* **Data entries**
★ ★ ★

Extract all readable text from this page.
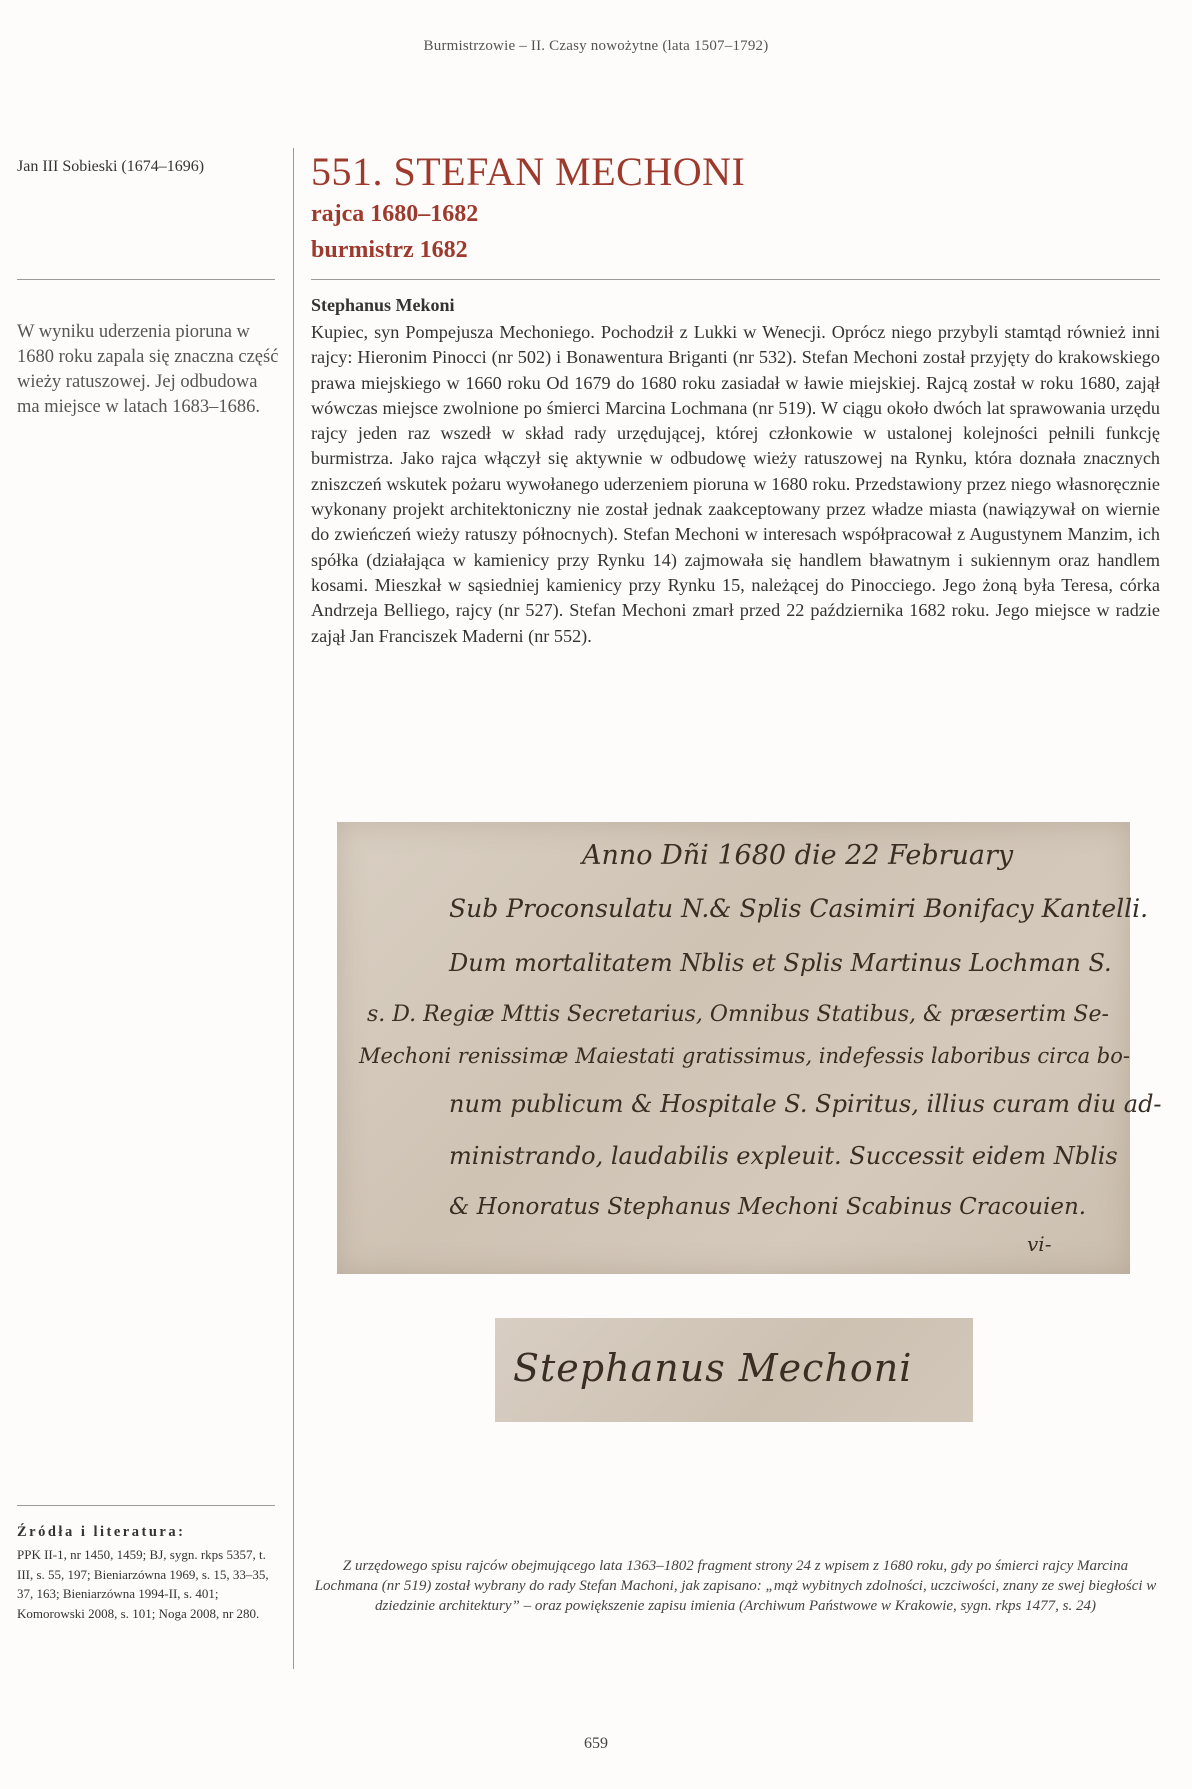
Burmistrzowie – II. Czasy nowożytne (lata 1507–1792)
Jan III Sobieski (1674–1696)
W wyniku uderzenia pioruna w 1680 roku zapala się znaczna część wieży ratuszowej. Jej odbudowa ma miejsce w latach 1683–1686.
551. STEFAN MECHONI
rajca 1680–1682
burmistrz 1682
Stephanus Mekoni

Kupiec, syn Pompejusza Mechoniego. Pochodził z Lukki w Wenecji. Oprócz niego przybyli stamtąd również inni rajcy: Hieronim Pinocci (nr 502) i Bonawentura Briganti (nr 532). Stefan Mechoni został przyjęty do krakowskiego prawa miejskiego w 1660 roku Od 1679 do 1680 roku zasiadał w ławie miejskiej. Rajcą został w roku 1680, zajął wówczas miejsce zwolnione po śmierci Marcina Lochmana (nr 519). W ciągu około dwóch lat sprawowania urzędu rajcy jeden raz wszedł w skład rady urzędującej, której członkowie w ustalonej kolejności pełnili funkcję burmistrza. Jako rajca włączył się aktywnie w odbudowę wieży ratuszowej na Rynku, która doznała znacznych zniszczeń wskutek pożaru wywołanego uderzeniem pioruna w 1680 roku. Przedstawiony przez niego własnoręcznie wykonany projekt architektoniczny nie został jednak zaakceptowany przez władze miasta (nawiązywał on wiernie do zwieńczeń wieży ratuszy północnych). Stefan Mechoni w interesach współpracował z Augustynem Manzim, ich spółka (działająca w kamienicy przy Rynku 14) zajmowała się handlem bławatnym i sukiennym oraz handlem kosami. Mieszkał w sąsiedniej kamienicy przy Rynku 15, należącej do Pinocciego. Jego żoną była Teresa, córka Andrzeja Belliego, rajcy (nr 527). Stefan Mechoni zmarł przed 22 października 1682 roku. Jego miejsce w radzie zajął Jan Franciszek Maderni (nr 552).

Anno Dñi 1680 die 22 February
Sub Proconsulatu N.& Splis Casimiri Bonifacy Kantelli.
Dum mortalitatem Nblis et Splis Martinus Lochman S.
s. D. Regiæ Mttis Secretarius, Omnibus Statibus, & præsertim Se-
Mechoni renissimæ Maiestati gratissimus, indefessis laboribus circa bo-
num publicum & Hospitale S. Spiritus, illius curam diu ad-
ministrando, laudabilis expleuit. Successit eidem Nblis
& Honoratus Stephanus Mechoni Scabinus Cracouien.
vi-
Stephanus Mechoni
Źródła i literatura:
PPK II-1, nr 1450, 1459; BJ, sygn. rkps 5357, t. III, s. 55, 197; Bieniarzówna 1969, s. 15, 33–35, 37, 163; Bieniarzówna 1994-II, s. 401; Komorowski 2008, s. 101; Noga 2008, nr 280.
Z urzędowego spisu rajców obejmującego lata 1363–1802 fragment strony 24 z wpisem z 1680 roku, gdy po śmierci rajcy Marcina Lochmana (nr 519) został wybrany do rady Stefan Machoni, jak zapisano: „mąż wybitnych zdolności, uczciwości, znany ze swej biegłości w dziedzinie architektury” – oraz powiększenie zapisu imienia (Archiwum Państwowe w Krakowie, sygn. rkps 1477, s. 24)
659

★ ★ ★

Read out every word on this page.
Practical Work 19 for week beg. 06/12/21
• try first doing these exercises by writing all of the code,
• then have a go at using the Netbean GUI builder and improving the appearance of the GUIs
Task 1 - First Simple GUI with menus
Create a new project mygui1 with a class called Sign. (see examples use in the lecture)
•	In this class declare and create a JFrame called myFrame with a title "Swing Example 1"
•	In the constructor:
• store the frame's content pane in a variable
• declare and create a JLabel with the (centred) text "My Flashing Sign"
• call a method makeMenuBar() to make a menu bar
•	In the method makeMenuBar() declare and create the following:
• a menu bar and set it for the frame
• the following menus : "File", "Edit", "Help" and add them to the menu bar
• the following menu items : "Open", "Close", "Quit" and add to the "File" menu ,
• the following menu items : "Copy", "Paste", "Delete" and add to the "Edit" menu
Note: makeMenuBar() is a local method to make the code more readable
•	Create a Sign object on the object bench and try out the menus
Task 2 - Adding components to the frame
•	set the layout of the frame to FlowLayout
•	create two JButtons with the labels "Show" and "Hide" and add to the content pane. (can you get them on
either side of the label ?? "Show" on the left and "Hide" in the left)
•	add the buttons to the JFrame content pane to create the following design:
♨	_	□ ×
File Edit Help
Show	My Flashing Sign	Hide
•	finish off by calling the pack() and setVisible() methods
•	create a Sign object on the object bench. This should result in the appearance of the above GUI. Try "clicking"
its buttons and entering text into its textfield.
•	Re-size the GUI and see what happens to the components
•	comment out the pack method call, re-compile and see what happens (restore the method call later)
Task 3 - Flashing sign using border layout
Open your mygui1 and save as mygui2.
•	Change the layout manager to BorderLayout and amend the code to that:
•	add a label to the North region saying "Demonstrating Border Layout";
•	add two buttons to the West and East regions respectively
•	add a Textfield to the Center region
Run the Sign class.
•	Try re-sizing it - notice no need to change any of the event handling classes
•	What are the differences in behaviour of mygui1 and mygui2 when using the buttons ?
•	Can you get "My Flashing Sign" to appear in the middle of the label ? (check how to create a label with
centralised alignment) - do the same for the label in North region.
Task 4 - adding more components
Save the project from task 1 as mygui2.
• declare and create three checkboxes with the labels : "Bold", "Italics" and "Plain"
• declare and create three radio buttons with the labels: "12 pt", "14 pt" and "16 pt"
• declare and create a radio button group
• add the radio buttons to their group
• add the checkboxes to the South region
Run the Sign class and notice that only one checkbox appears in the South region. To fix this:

★ ★ ★

* **Required work**
Pull every line holding "happens" out of the records.

* **Correct output**
•	Re-size the GUI and see what happens to the components
•	comment out the pack method call, re-compile and see what happens (restore the method call later)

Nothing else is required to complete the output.